═════ RECORD LIST ═════

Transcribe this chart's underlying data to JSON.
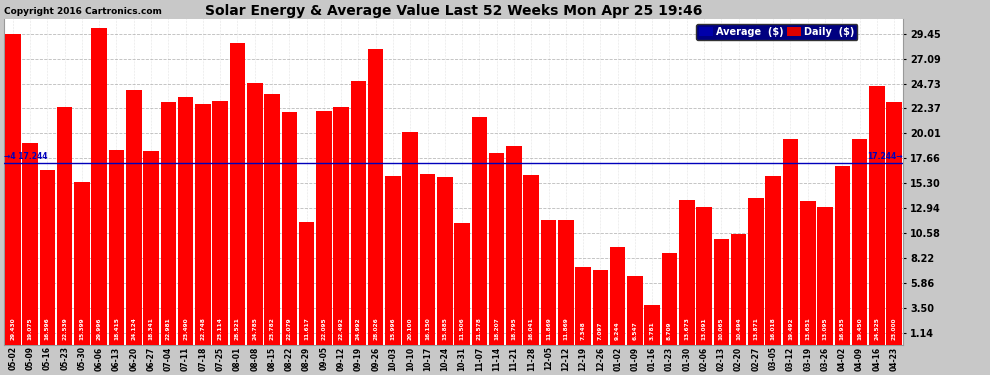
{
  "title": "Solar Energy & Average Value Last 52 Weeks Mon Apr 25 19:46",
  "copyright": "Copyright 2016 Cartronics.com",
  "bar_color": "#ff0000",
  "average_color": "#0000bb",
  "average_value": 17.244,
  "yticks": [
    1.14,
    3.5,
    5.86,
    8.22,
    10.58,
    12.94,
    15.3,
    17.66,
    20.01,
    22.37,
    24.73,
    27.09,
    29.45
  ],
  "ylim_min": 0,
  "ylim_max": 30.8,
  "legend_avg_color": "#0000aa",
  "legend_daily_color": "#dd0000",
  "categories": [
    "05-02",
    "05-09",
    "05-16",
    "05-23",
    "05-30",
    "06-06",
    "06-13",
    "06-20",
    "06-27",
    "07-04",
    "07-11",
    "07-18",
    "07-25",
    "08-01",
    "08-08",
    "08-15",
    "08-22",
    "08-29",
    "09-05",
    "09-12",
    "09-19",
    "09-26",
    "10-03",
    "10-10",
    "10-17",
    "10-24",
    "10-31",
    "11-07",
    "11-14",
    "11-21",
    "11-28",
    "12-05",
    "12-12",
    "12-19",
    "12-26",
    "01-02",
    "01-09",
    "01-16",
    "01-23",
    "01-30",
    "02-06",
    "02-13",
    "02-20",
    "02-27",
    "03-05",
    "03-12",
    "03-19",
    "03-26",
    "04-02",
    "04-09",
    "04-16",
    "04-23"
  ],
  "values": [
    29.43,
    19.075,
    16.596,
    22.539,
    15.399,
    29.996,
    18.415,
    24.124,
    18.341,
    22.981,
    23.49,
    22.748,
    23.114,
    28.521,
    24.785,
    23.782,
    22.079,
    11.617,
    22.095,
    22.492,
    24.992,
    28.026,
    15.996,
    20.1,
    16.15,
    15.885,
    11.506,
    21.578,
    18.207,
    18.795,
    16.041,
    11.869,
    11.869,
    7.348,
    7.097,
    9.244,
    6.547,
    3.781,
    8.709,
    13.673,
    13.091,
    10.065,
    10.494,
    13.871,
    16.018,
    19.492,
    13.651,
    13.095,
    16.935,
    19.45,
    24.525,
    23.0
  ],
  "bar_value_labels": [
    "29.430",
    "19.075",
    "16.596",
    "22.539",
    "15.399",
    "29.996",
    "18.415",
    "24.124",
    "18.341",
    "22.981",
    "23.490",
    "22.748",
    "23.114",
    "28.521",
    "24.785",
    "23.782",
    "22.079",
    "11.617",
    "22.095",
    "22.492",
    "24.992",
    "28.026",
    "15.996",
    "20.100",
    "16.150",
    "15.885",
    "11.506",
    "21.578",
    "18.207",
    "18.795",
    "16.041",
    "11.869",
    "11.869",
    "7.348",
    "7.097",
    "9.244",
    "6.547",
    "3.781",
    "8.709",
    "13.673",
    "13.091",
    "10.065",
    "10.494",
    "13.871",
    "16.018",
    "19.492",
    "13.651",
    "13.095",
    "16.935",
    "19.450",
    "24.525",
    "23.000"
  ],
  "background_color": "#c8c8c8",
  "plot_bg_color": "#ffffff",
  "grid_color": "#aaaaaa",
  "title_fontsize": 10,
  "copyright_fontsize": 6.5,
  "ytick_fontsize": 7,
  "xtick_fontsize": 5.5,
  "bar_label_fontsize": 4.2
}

═════

• WHAT NEEDS TO BE DONE
Print every record above exactly as written, leaving out the pictures.

• SOLUTION TO THIS EXERCISE
Transcribe this chart's underlying data to JSON.
{
  "title": "Solar Energy & Average Value Last 52 Weeks Mon Apr 25 19:46",
  "copyright": "Copyright 2016 Cartronics.com",
  "bar_color": "#ff0000",
  "average_color": "#0000bb",
  "average_value": 17.244,
  "yticks": [
    1.14,
    3.5,
    5.86,
    8.22,
    10.58,
    12.94,
    15.3,
    17.66,
    20.01,
    22.37,
    24.73,
    27.09,
    29.45
  ],
  "ylim_min": 0,
  "ylim_max": 30.8,
  "legend_avg_color": "#0000aa",
  "legend_daily_color": "#dd0000",
  "categories": [
    "05-02",
    "05-09",
    "05-16",
    "05-23",
    "05-30",
    "06-06",
    "06-13",
    "06-20",
    "06-27",
    "07-04",
    "07-11",
    "07-18",
    "07-25",
    "08-01",
    "08-08",
    "08-15",
    "08-22",
    "08-29",
    "09-05",
    "09-12",
    "09-19",
    "09-26",
    "10-03",
    "10-10",
    "10-17",
    "10-24",
    "10-31",
    "11-07",
    "11-14",
    "11-21",
    "11-28",
    "12-05",
    "12-12",
    "12-19",
    "12-26",
    "01-02",
    "01-09",
    "01-16",
    "01-23",
    "01-30",
    "02-06",
    "02-13",
    "02-20",
    "02-27",
    "03-05",
    "03-12",
    "03-19",
    "03-26",
    "04-02",
    "04-09",
    "04-16",
    "04-23"
  ],
  "values": [
    29.43,
    19.075,
    16.596,
    22.539,
    15.399,
    29.996,
    18.415,
    24.124,
    18.341,
    22.981,
    23.49,
    22.748,
    23.114,
    28.521,
    24.785,
    23.782,
    22.079,
    11.617,
    22.095,
    22.492,
    24.992,
    28.026,
    15.996,
    20.1,
    16.15,
    15.885,
    11.506,
    21.578,
    18.207,
    18.795,
    16.041,
    11.869,
    11.869,
    7.348,
    7.097,
    9.244,
    6.547,
    3.781,
    8.709,
    13.673,
    13.091,
    10.065,
    10.494,
    13.871,
    16.018,
    19.492,
    13.651,
    13.095,
    16.935,
    19.45,
    24.525,
    23.0
  ],
  "bar_value_labels": [
    "29.430",
    "19.075",
    "16.596",
    "22.539",
    "15.399",
    "29.996",
    "18.415",
    "24.124",
    "18.341",
    "22.981",
    "23.490",
    "22.748",
    "23.114",
    "28.521",
    "24.785",
    "23.782",
    "22.079",
    "11.617",
    "22.095",
    "22.492",
    "24.992",
    "28.026",
    "15.996",
    "20.100",
    "16.150",
    "15.885",
    "11.506",
    "21.578",
    "18.207",
    "18.795",
    "16.041",
    "11.869",
    "11.869",
    "7.348",
    "7.097",
    "9.244",
    "6.547",
    "3.781",
    "8.709",
    "13.673",
    "13.091",
    "10.065",
    "10.494",
    "13.871",
    "16.018",
    "19.492",
    "13.651",
    "13.095",
    "16.935",
    "19.450",
    "24.525",
    "23.000"
  ],
  "background_color": "#c8c8c8",
  "plot_bg_color": "#ffffff",
  "grid_color": "#aaaaaa",
  "title_fontsize": 10,
  "copyright_fontsize": 6.5,
  "ytick_fontsize": 7,
  "xtick_fontsize": 5.5,
  "bar_label_fontsize": 4.2
}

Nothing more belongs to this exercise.